How many lines in the listing below include the word "waveform"? Reply with the count alone.

★ ★ ★

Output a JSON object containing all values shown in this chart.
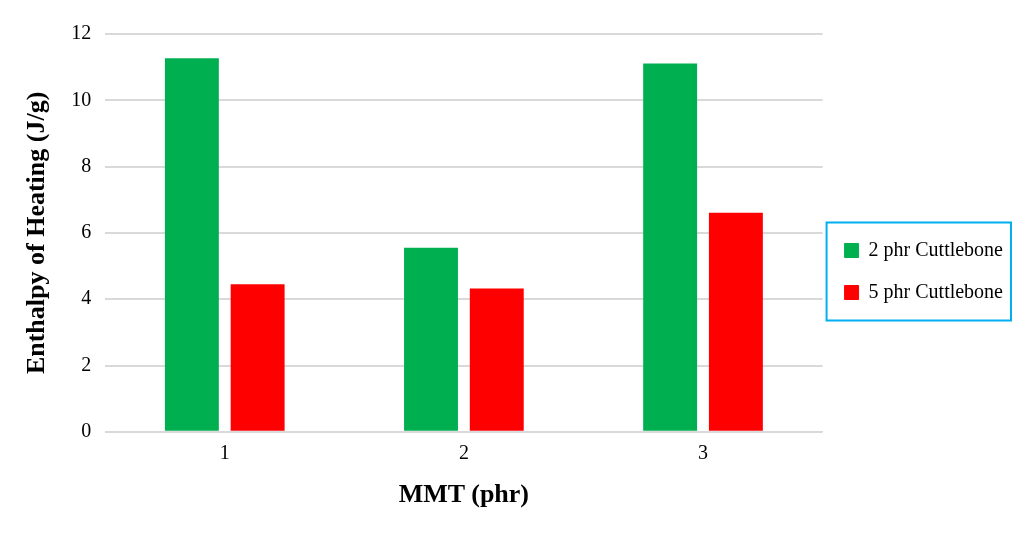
{
  "chart_data": {
    "type": "bar",
    "xlabel": "MMT (phr)",
    "ylabel": "Enthalpy of Heating (J/g)",
    "categories": [
      "1",
      "2",
      "3"
    ],
    "series": [
      {
        "name": "2 phr Cuttlebone",
        "color": "#00b050",
        "values": [
          11.27,
          5.55,
          11.11
        ]
      },
      {
        "name": "5 phr Cuttlebone",
        "color": "#ff0000",
        "values": [
          4.45,
          4.32,
          6.61
        ]
      }
    ],
    "ylim": [
      0,
      12
    ],
    "yticks": [
      0,
      2,
      4,
      6,
      8,
      10,
      12
    ],
    "grid": "y",
    "legend": "right"
  }
}
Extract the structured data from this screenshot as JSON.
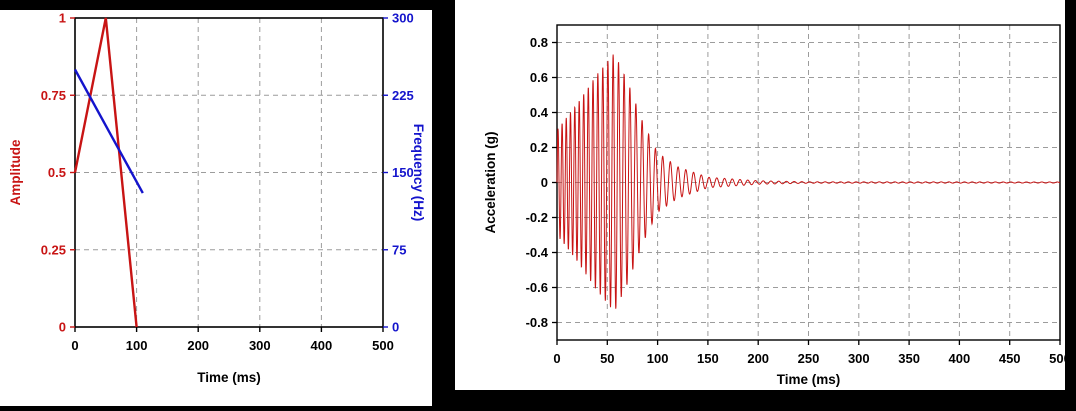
{
  "colors": {
    "background": "#000000",
    "panel": "#ffffff",
    "grid": "#9c9c9c",
    "frame": "#000000",
    "red": "#c81414",
    "blue": "#1414cc"
  },
  "chart_data": [
    {
      "type": "line",
      "id": "pulse-definition-chart",
      "title": "",
      "xlabel": "Time (ms)",
      "xlim": [
        0,
        500
      ],
      "grid": true,
      "x_ticks": [
        {
          "v": 0,
          "label": "0"
        },
        {
          "v": 100,
          "label": "100"
        },
        {
          "v": 200,
          "label": "200"
        },
        {
          "v": 300,
          "label": "300"
        },
        {
          "v": 400,
          "label": "400"
        },
        {
          "v": 500,
          "label": "500"
        }
      ],
      "left_axis": {
        "label": "Amplitude",
        "color": "#c81414",
        "lim": [
          0,
          1
        ],
        "ticks": [
          {
            "v": 0,
            "label": "0"
          },
          {
            "v": 0.25,
            "label": "0.25"
          },
          {
            "v": 0.5,
            "label": "0.5"
          },
          {
            "v": 0.75,
            "label": "0.75"
          },
          {
            "v": 1,
            "label": "1"
          }
        ]
      },
      "right_axis": {
        "label": "Frequency (Hz)",
        "color": "#1414cc",
        "lim": [
          0,
          300
        ],
        "ticks": [
          {
            "v": 0,
            "label": "0"
          },
          {
            "v": 75,
            "label": "75"
          },
          {
            "v": 150,
            "label": "150"
          },
          {
            "v": 225,
            "label": "225"
          },
          {
            "v": 300,
            "label": "300"
          }
        ]
      },
      "series": [
        {
          "name": "amplitude-envelope",
          "axis": "left",
          "color": "#c81414",
          "x": [
            0,
            50,
            100
          ],
          "y": [
            0.5,
            1,
            0
          ]
        },
        {
          "name": "frequency-sweep",
          "axis": "right",
          "color": "#1414cc",
          "x": [
            0,
            110
          ],
          "y": [
            250,
            130
          ]
        }
      ]
    },
    {
      "type": "line",
      "id": "acceleration-waveform-chart",
      "title": "",
      "xlabel": "Time (ms)",
      "ylabel": "Acceleration (g)",
      "xlim": [
        0,
        500
      ],
      "ylim": [
        -0.9,
        0.9
      ],
      "grid": true,
      "x_ticks": [
        {
          "v": 0,
          "label": "0"
        },
        {
          "v": 50,
          "label": "50"
        },
        {
          "v": 100,
          "label": "100"
        },
        {
          "v": 150,
          "label": "150"
        },
        {
          "v": 200,
          "label": "200"
        },
        {
          "v": 250,
          "label": "250"
        },
        {
          "v": 300,
          "label": "300"
        },
        {
          "v": 350,
          "label": "350"
        },
        {
          "v": 400,
          "label": "400"
        },
        {
          "v": 450,
          "label": "450"
        },
        {
          "v": 500,
          "label": "500"
        }
      ],
      "y_ticks": [
        {
          "v": -0.8,
          "label": "-0.8"
        },
        {
          "v": -0.6,
          "label": "-0.6"
        },
        {
          "v": -0.4,
          "label": "-0.4"
        },
        {
          "v": -0.2,
          "label": "-0.2"
        },
        {
          "v": 0,
          "label": "0"
        },
        {
          "v": 0.2,
          "label": "0.2"
        },
        {
          "v": 0.4,
          "label": "0.4"
        },
        {
          "v": 0.6,
          "label": "0.6"
        },
        {
          "v": 0.8,
          "label": "0.8"
        }
      ],
      "series": [
        {
          "name": "acceleration-waveform",
          "color": "#c81414",
          "signal": {
            "kind": "amplitude-modulated swept sine burst",
            "sample_step_ms": 0.2,
            "freq_start_hz": 250,
            "freq_end_hz": 130,
            "sweep_end_ms": 110,
            "envelope_t_ms": [
              0,
              20,
              40,
              57,
              70,
              85,
              100,
              120,
              150,
              200,
              250,
              500
            ],
            "envelope_g": [
              0.3,
              0.45,
              0.62,
              0.74,
              0.58,
              0.35,
              0.17,
              0.09,
              0.03,
              0.01,
              0.004,
              0.003
            ],
            "peak_g": 0.74
          }
        }
      ]
    }
  ]
}
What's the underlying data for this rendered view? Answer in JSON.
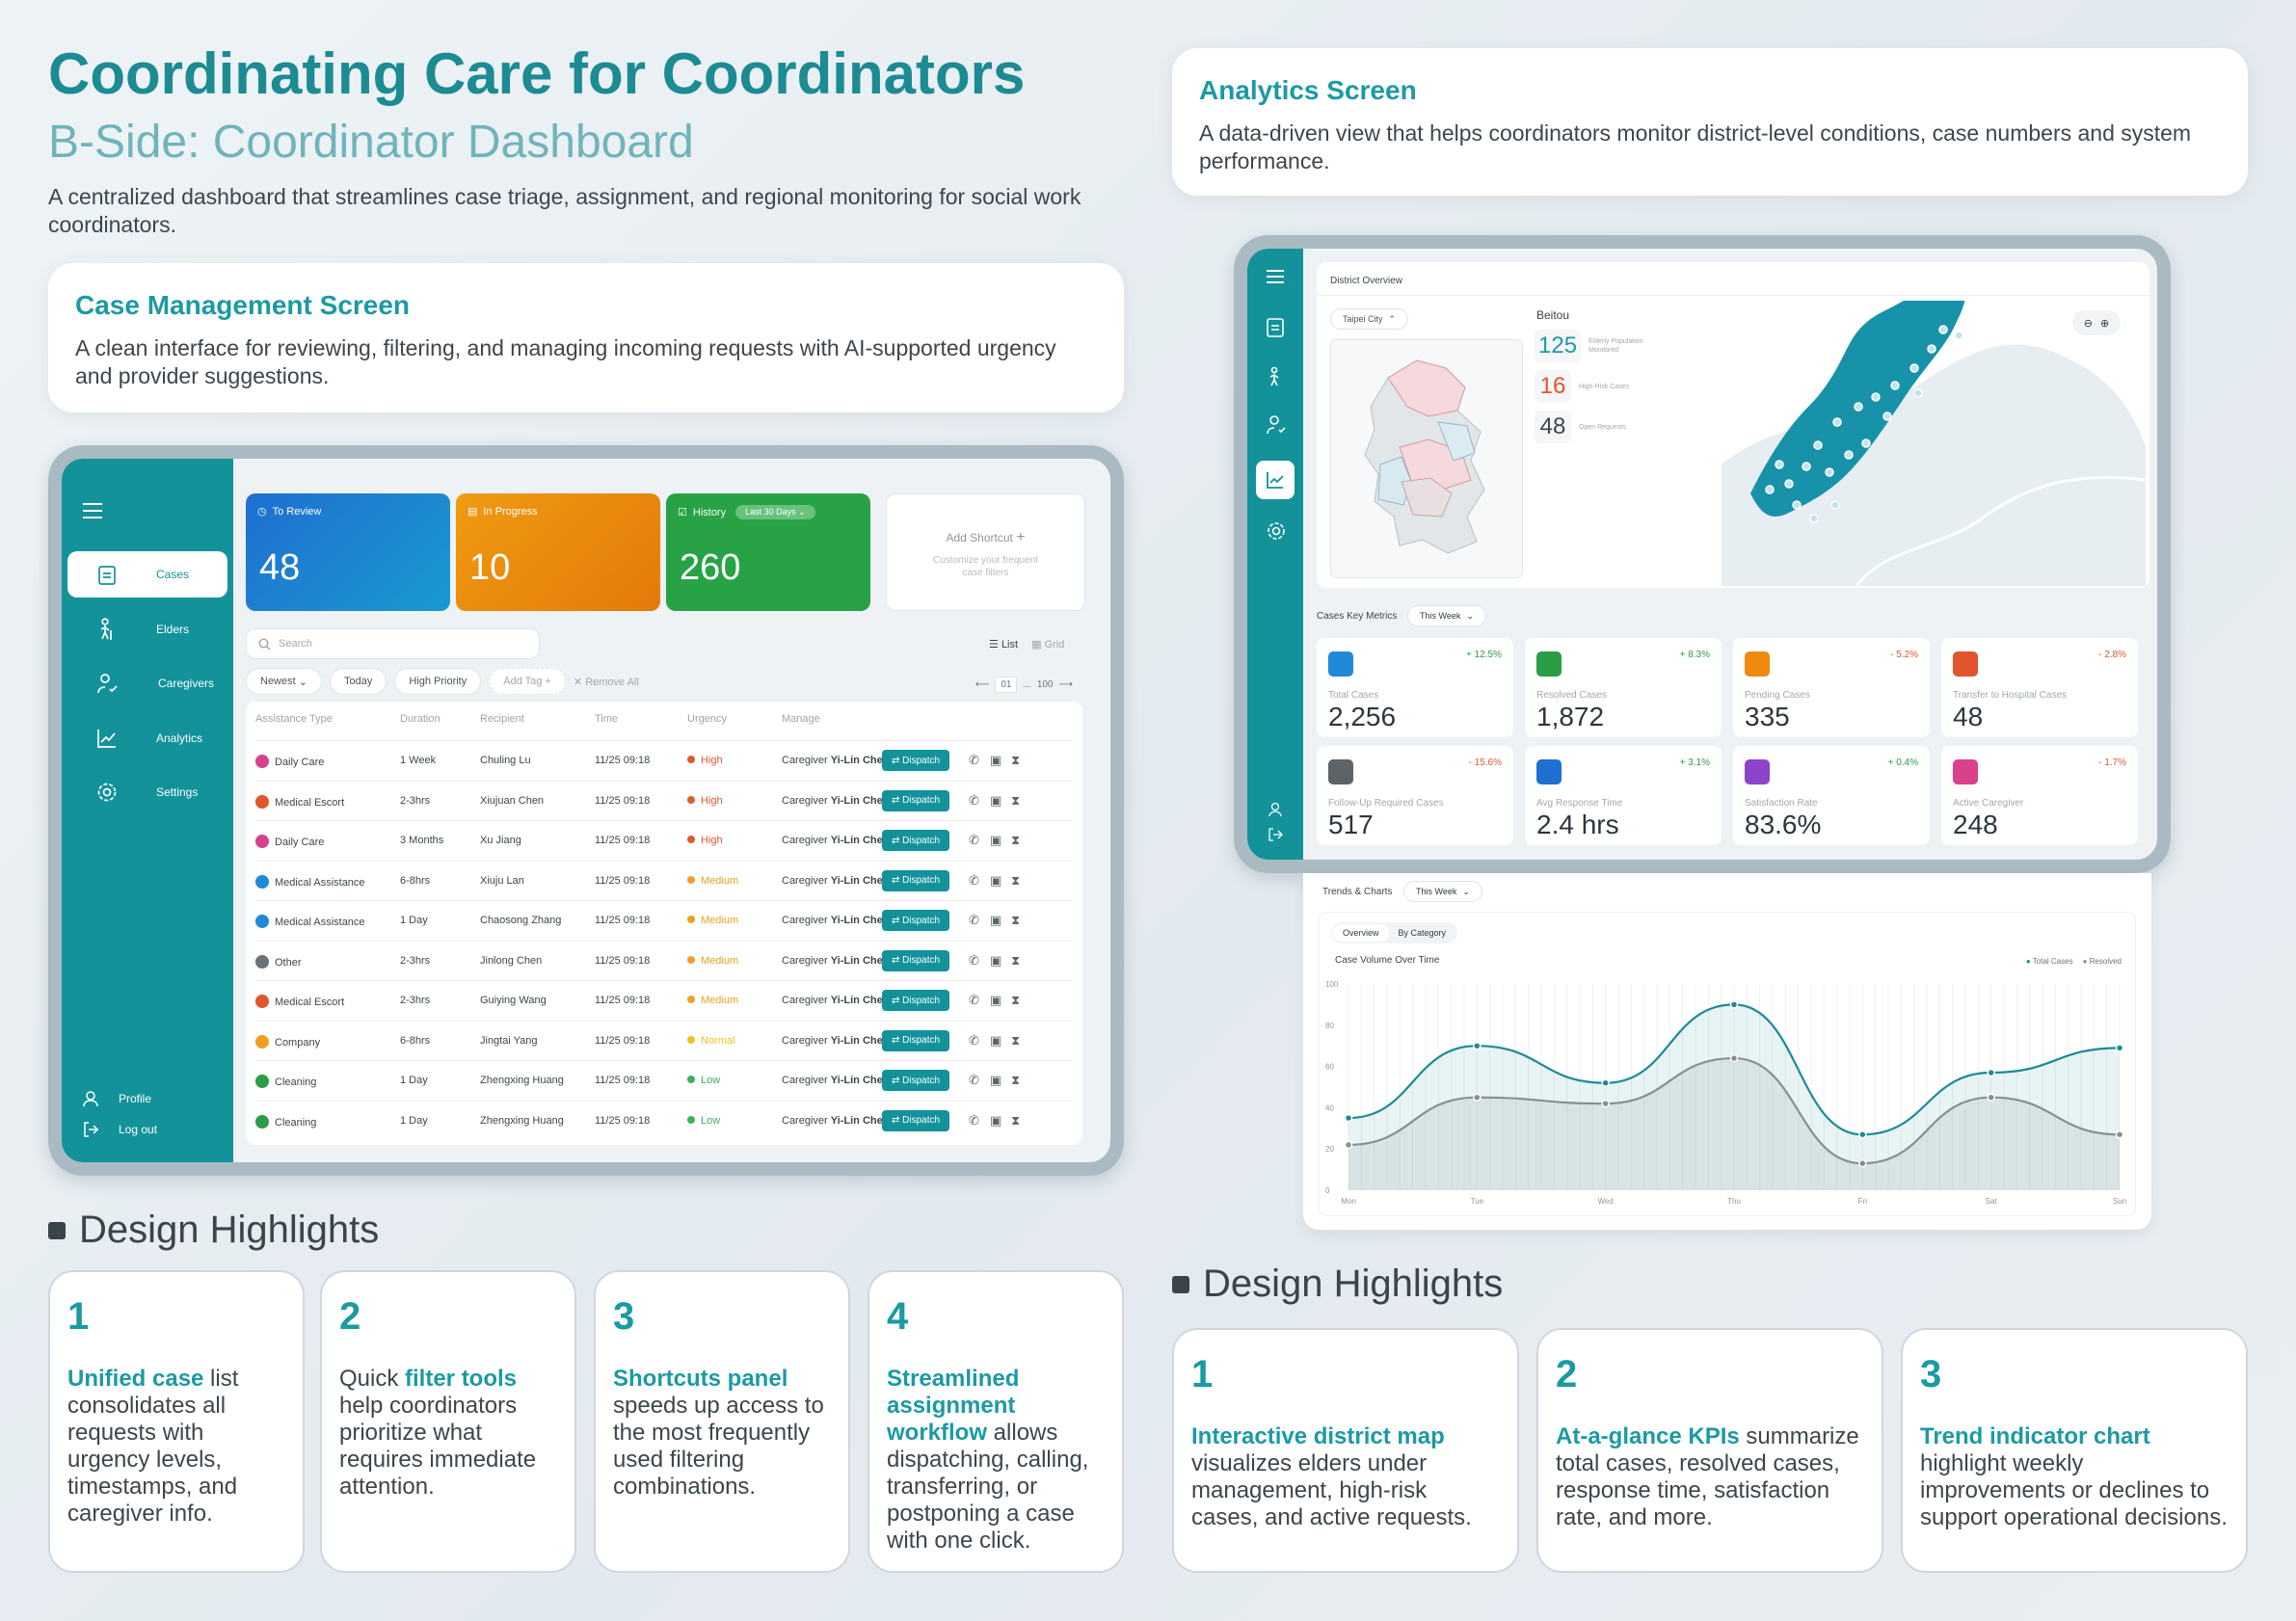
{
  "header": {
    "title": "Coordinating Care for Coordinators",
    "subtitle": "B-Side: Coordinator Dashboard",
    "description": "A centralized dashboard that streamlines case triage, assignment, and regional monitoring for social work coordinators."
  },
  "case_card": {
    "title": "Case Management Screen",
    "text": "A clean interface for reviewing, filtering, and managing incoming requests with AI-supported urgency and provider suggestions."
  },
  "analytics_card": {
    "title": "Analytics Screen",
    "text": "A data-driven view that helps coordinators monitor district-level conditions, case numbers and system performance."
  },
  "case_app": {
    "nav": [
      {
        "label": "Cases",
        "icon": "clipboard-icon"
      },
      {
        "label": "Elders",
        "icon": "elder-icon"
      },
      {
        "label": "Caregivers",
        "icon": "caregiver-icon"
      },
      {
        "label": "Analytics",
        "icon": "chart-icon"
      },
      {
        "label": "Settings",
        "icon": "gear-icon"
      }
    ],
    "nav_bottom": [
      {
        "label": "Profile"
      },
      {
        "label": "Log out"
      }
    ],
    "stats": [
      {
        "label": "To Review",
        "value": "48",
        "color": "#1f6fd1"
      },
      {
        "label": "In Progress",
        "value": "10",
        "color": "#ee8a10"
      },
      {
        "label": "History",
        "value": "260",
        "color": "#27a345",
        "badge": "Last 30 Days"
      }
    ],
    "shortcut": {
      "title": "Add Shortcut",
      "sub": "Customize your frequent case filters"
    },
    "search_placeholder": "Search",
    "view": {
      "list": "List",
      "grid": "Grid"
    },
    "filters": [
      "Newest",
      "Today",
      "High Priority"
    ],
    "add_tag": "Add Tag",
    "remove_all": "Remove All",
    "pager": {
      "page": "01",
      "sep": "...",
      "last": "100"
    },
    "columns": [
      "Assistance Type",
      "Duration",
      "Recipient",
      "Time",
      "Urgency",
      "Manage"
    ],
    "caregiver_label": "Caregiver",
    "dispatch_label": "Dispatch",
    "rows": [
      {
        "type": "Daily Care",
        "color": "#d9418a",
        "duration": "1 Week",
        "recipient": "Chuling Lu",
        "time": "11/25 09:18",
        "urgency": "High",
        "urgency_color": "#e25a2c",
        "caregiver": "Yi-Lin Chen"
      },
      {
        "type": "Medical Escort",
        "color": "#e0552c",
        "duration": "2-3hrs",
        "recipient": "Xiujuan Chen",
        "time": "11/25 09:18",
        "urgency": "High",
        "urgency_color": "#e25a2c",
        "caregiver": "Yi-Lin Chen"
      },
      {
        "type": "Daily Care",
        "color": "#d9418a",
        "duration": "3 Months",
        "recipient": "Xu Jiang",
        "time": "11/25 09:18",
        "urgency": "High",
        "urgency_color": "#e25a2c",
        "caregiver": "Yi-Lin Chen"
      },
      {
        "type": "Medical Assistance",
        "color": "#1f8bd6",
        "duration": "6-8hrs",
        "recipient": "Xiuju Lan",
        "time": "11/25 09:18",
        "urgency": "Medium",
        "urgency_color": "#f0a020",
        "caregiver": "Yi-Lin Chen"
      },
      {
        "type": "Medical Assistance",
        "color": "#1f8bd6",
        "duration": "1 Day",
        "recipient": "Chaosong Zhang",
        "time": "11/25 09:18",
        "urgency": "Medium",
        "urgency_color": "#f0a020",
        "caregiver": "Yi-Lin Chen"
      },
      {
        "type": "Other",
        "color": "#6b7378",
        "duration": "2-3hrs",
        "recipient": "Jinlong Chen",
        "time": "11/25 09:18",
        "urgency": "Medium",
        "urgency_color": "#f0a020",
        "caregiver": "Yi-Lin Chen"
      },
      {
        "type": "Medical Escort",
        "color": "#e0552c",
        "duration": "2-3hrs",
        "recipient": "Guiying Wang",
        "time": "11/25 09:18",
        "urgency": "Medium",
        "urgency_color": "#f0a020",
        "caregiver": "Yi-Lin Chen"
      },
      {
        "type": "Company",
        "color": "#f0a020",
        "duration": "6-8hrs",
        "recipient": "Jingtai Yang",
        "time": "11/25 09:18",
        "urgency": "Normal",
        "urgency_color": "#f0c020",
        "caregiver": "Yi-Lin Chen"
      },
      {
        "type": "Cleaning",
        "color": "#2a9d48",
        "duration": "1 Day",
        "recipient": "Zhengxing Huang",
        "time": "11/25 09:18",
        "urgency": "Low",
        "urgency_color": "#3cb35a",
        "caregiver": "Yi-Lin Chen"
      },
      {
        "type": "Cleaning",
        "color": "#2a9d48",
        "duration": "1 Day",
        "recipient": "Zhengxing Huang",
        "time": "11/25 09:18",
        "urgency": "Low",
        "urgency_color": "#3cb35a",
        "caregiver": "Yi-Lin Chen"
      }
    ]
  },
  "analytics_app": {
    "district_title": "District Overview",
    "city": "Taipei City",
    "district": "Beitou",
    "district_stats": [
      {
        "value": "125",
        "label": "Elderly Population Monitored",
        "color": "#1c9aa3"
      },
      {
        "value": "16",
        "label": "High-Risk Cases",
        "color": "#e0552c"
      },
      {
        "value": "48",
        "label": "Open Requests",
        "color": "#3c464c"
      }
    ],
    "metrics_title": "Cases Key Metrics",
    "period": "This Week",
    "kpis": [
      {
        "label": "Total Cases",
        "value": "2,256",
        "change": "+ 12.5%",
        "color": "#1f8bd6",
        "change_color": "#2a9d48"
      },
      {
        "label": "Resolved Cases",
        "value": "1,872",
        "change": "+ 8.3%",
        "color": "#2a9d48",
        "change_color": "#2a9d48"
      },
      {
        "label": "Pending Cases",
        "value": "335",
        "change": "- 5.2%",
        "color": "#ee8a10",
        "change_color": "#e0552c"
      },
      {
        "label": "Transfer to Hospital Cases",
        "value": "48",
        "change": "- 2.8%",
        "color": "#e0552c",
        "change_color": "#e0552c"
      },
      {
        "label": "Follow-Up Required Cases",
        "value": "517",
        "change": "- 15.6%",
        "color": "#5c6468",
        "change_color": "#e0552c"
      },
      {
        "label": "Avg Response Time",
        "value": "2.4 hrs",
        "change": "+ 3.1%",
        "color": "#1f6fd1",
        "change_color": "#2a9d48"
      },
      {
        "label": "Satisfaction Rate",
        "value": "83.6%",
        "change": "+ 0.4%",
        "color": "#8e44c9",
        "change_color": "#2a9d48"
      },
      {
        "label": "Active Caregiver",
        "value": "248",
        "change": "- 1.7%",
        "color": "#d9418a",
        "change_color": "#e0552c"
      }
    ],
    "trends_title": "Trends & Charts",
    "trend_period": "This Week",
    "tabs": [
      "Overview",
      "By Category"
    ]
  },
  "chart_data": {
    "type": "line",
    "title": "Case Volume Over Time",
    "categories": [
      "Mon",
      "Tue",
      "Wed",
      "Thu",
      "Fri",
      "Sat",
      "Sun"
    ],
    "ylim": [
      0,
      100
    ],
    "yticks": [
      0,
      20,
      40,
      60,
      80,
      100
    ],
    "series": [
      {
        "name": "Total Cases",
        "color": "#1c8b93",
        "values": [
          35,
          70,
          52,
          90,
          27,
          57,
          69
        ]
      },
      {
        "name": "Resolved",
        "color": "#888f93",
        "values": [
          22,
          45,
          42,
          64,
          13,
          45,
          27
        ]
      }
    ]
  },
  "highlights_left": {
    "title": "Design Highlights",
    "items": [
      {
        "num": "1",
        "pre": "",
        "bold": "Unified case",
        "post": " list consolidates all requests with urgency levels, timestamps, and caregiver info."
      },
      {
        "num": "2",
        "pre": "Quick ",
        "bold": "filter tools",
        "post": " help coordinators prioritize what requires immediate attention."
      },
      {
        "num": "3",
        "pre": "",
        "bold": "Shortcuts panel",
        "post": " speeds up access to the most frequently used filtering combinations."
      },
      {
        "num": "4",
        "pre": "",
        "bold": "Streamlined assignment workflow",
        "post": " allows dispatching, calling, transferring, or postponing a case with one click."
      }
    ]
  },
  "highlights_right": {
    "title": "Design Highlights",
    "items": [
      {
        "num": "1",
        "pre": "",
        "bold": "Interactive district map",
        "post": " visualizes elders under management, high-risk cases, and active requests."
      },
      {
        "num": "2",
        "pre": "",
        "bold": "At-a-glance KPIs",
        "post": " summarize total cases, resolved cases, response time, satisfaction rate, and more."
      },
      {
        "num": "3",
        "pre": "",
        "bold": "Trend indicator chart",
        "post": " highlight weekly improvements or declines to support operational decisions."
      }
    ]
  }
}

★ ★ ★

The output - 2